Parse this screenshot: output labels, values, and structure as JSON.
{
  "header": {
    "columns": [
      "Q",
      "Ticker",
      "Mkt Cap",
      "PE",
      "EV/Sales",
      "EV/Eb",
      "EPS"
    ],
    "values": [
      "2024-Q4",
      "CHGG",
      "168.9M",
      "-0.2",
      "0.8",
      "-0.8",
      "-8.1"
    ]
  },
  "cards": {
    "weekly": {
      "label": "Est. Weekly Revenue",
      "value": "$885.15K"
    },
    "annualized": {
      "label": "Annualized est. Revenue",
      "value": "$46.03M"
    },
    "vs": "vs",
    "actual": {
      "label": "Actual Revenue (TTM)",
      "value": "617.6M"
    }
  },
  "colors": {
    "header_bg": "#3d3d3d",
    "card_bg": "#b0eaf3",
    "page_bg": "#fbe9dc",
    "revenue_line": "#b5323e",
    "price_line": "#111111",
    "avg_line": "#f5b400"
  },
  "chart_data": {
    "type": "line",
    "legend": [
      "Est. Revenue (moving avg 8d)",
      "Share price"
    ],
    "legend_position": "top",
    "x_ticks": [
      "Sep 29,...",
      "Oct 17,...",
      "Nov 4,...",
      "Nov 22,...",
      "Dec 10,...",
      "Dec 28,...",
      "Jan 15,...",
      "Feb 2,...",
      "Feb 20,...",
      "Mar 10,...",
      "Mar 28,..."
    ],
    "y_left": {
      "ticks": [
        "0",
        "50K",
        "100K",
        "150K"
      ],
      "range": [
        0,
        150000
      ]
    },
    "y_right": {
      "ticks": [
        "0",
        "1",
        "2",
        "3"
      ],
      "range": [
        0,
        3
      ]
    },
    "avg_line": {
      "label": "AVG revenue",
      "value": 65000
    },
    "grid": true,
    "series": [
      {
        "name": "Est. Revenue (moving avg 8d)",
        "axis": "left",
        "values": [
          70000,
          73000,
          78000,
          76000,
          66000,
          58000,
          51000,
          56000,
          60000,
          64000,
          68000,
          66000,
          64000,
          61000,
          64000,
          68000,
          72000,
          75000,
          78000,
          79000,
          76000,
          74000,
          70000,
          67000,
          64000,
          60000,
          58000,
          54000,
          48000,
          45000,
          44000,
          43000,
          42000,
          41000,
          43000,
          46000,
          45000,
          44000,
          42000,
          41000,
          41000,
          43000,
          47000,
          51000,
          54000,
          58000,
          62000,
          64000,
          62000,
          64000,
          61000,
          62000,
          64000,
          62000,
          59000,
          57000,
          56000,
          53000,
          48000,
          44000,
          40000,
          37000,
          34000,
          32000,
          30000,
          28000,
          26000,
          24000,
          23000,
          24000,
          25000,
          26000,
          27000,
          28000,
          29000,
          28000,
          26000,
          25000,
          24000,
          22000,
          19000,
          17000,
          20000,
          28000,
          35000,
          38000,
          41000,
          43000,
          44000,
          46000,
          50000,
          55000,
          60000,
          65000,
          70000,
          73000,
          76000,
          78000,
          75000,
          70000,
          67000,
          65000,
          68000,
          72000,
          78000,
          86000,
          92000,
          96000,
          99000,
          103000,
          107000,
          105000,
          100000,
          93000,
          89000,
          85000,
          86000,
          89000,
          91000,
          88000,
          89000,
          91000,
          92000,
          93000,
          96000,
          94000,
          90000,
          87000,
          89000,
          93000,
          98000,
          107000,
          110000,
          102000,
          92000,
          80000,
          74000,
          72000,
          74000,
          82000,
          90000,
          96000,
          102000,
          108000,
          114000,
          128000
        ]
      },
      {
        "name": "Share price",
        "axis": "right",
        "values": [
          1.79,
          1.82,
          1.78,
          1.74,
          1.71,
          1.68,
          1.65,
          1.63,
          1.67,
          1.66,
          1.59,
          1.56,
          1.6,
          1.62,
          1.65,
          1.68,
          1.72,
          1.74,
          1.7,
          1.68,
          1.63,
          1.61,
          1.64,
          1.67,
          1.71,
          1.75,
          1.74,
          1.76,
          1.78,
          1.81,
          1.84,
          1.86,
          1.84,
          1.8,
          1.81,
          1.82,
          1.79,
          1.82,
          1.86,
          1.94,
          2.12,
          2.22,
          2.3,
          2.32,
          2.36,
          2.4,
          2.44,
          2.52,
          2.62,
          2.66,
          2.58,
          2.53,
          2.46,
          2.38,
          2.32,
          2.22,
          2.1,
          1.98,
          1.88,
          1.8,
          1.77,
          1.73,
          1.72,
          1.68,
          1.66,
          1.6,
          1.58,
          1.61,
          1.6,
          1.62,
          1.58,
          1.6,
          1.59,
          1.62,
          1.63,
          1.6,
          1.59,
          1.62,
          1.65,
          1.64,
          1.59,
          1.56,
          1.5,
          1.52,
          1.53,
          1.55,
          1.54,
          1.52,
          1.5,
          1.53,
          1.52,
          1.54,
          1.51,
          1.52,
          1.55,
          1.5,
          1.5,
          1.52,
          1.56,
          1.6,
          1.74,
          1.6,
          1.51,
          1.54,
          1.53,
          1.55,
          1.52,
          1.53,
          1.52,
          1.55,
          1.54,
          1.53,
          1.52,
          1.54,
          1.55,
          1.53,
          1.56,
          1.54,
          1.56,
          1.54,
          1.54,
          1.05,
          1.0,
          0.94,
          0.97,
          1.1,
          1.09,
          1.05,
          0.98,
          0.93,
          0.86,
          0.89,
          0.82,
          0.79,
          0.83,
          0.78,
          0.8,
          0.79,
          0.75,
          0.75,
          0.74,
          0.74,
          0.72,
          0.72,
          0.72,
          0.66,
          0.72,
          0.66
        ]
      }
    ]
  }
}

◆ ◆ ◆ ◆ ◆

What you need to do: Copy out all lines where the word "moving" appears.

Complete response:
      "Est. Revenue (moving avg 8d)",
        "name": "Est. Revenue (moving avg 8d)",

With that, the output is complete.